* WHAT THE TASK REQUIRES: Work out the number of lines in the records that include the word "Year"; reply with that number alone.

* EXTRACTED MATERIAL:
---

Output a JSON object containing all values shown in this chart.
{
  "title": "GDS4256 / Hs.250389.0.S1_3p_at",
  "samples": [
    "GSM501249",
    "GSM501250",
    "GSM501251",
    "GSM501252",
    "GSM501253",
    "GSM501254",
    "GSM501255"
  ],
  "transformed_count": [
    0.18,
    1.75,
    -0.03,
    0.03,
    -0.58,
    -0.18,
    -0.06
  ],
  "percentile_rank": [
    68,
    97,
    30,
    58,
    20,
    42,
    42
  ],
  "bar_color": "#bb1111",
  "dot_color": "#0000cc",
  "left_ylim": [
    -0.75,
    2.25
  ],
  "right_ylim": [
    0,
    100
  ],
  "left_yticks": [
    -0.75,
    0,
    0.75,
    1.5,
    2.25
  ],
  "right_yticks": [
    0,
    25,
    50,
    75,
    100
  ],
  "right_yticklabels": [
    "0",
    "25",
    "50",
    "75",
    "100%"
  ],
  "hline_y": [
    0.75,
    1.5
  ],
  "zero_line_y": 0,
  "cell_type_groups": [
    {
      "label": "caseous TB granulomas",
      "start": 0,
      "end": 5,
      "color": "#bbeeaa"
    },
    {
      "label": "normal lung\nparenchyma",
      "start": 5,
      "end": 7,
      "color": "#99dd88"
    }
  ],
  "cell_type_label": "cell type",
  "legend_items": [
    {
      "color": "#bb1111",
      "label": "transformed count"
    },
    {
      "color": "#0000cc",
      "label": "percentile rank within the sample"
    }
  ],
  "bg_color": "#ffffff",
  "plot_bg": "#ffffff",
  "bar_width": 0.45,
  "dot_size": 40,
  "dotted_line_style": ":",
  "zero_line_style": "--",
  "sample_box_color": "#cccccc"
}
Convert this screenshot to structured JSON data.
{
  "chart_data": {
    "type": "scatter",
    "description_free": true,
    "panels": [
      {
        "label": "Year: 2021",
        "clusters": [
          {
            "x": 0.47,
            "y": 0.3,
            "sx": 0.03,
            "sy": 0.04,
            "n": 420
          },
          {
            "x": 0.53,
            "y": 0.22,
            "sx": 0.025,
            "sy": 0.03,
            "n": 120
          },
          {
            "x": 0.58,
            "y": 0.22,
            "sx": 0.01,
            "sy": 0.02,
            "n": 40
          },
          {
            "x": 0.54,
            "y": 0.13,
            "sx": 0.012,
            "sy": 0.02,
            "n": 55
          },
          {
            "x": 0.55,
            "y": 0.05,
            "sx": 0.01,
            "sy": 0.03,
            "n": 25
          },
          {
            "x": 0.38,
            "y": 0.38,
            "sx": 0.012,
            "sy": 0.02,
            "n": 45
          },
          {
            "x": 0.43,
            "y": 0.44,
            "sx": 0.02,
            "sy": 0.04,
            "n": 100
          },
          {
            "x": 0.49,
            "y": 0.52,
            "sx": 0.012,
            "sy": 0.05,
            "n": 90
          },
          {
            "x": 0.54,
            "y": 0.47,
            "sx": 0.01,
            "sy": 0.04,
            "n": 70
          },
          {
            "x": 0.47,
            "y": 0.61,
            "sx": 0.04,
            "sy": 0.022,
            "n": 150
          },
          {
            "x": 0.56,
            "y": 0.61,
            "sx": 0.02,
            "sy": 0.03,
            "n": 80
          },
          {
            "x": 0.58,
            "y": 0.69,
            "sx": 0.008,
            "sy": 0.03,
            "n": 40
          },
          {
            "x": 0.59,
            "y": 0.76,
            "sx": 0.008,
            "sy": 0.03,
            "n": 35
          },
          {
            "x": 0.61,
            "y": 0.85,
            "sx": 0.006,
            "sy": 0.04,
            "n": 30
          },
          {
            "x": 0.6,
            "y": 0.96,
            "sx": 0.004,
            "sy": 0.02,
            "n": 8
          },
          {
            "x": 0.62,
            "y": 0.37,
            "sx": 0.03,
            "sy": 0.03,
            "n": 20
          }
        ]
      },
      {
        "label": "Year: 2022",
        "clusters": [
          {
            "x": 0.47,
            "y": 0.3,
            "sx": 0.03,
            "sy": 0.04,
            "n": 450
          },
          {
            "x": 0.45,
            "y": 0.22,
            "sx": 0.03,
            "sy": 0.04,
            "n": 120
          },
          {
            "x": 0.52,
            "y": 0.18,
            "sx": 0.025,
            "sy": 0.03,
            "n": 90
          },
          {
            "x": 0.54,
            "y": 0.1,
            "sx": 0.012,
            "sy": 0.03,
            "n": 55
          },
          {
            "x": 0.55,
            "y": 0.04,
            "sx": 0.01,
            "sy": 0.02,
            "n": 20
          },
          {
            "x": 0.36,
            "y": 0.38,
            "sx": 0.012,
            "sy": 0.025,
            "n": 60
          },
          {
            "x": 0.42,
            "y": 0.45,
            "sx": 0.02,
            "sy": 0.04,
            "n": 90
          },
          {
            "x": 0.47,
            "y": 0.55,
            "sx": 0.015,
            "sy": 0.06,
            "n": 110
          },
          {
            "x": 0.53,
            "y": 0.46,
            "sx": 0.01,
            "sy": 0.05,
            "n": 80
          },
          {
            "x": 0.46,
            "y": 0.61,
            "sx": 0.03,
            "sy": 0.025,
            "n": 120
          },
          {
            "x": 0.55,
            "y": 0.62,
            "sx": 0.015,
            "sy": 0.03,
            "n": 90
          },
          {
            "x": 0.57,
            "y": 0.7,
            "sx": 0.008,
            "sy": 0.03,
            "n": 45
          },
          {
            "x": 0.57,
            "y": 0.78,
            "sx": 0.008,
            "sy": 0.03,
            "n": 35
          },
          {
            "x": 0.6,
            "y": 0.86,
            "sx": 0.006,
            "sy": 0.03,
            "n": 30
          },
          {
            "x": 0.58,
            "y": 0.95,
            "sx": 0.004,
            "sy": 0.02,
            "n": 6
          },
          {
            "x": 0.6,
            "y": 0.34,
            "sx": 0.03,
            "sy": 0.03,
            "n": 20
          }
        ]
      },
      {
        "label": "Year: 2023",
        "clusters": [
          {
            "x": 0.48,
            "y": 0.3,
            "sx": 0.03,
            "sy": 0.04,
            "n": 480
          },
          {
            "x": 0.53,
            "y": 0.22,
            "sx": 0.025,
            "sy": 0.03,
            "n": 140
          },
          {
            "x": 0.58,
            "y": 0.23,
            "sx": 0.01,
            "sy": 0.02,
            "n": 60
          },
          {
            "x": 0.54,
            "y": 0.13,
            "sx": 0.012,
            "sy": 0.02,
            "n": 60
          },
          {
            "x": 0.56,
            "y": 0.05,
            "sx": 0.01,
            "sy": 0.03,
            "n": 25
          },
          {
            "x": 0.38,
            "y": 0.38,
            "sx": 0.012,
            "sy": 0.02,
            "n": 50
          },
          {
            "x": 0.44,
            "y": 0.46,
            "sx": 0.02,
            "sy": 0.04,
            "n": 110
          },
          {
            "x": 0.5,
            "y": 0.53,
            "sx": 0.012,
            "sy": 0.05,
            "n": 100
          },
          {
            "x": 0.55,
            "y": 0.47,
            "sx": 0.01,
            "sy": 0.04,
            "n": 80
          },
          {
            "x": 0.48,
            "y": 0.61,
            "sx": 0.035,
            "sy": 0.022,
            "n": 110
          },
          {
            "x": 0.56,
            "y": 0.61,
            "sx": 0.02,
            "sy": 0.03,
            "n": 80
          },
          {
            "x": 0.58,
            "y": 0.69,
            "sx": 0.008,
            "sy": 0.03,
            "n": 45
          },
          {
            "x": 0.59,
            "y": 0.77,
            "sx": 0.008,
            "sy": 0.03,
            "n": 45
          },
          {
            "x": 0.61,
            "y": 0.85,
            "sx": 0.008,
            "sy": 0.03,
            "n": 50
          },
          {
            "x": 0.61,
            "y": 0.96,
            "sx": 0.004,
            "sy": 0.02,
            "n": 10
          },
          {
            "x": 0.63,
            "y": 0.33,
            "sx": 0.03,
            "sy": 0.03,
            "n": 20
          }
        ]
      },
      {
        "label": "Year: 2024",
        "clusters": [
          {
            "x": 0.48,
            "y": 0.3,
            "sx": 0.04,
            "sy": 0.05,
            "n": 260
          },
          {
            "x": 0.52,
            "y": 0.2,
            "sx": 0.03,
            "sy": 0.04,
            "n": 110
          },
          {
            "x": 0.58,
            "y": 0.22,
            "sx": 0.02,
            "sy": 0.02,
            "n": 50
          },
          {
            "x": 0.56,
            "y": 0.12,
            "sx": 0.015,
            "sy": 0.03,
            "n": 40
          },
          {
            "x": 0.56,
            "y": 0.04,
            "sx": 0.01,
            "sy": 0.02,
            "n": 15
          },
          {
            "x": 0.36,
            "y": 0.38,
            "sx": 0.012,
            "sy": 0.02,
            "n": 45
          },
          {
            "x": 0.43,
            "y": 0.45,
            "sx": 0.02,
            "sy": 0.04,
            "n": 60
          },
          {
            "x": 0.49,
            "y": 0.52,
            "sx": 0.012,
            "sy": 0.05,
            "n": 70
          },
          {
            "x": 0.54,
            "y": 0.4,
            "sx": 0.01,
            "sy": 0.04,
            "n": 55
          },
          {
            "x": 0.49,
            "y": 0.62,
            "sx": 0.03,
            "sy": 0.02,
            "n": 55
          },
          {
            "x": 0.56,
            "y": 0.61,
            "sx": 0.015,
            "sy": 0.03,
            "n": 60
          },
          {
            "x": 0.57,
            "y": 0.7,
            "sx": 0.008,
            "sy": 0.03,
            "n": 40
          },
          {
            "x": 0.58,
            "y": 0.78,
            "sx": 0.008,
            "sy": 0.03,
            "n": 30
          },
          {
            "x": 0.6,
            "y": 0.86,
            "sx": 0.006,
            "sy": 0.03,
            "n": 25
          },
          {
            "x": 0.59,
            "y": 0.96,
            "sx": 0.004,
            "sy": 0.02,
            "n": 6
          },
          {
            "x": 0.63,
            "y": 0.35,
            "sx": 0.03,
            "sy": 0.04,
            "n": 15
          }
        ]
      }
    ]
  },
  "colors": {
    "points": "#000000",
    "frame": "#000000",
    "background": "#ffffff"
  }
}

---

* EXPECTED ANSWER: 4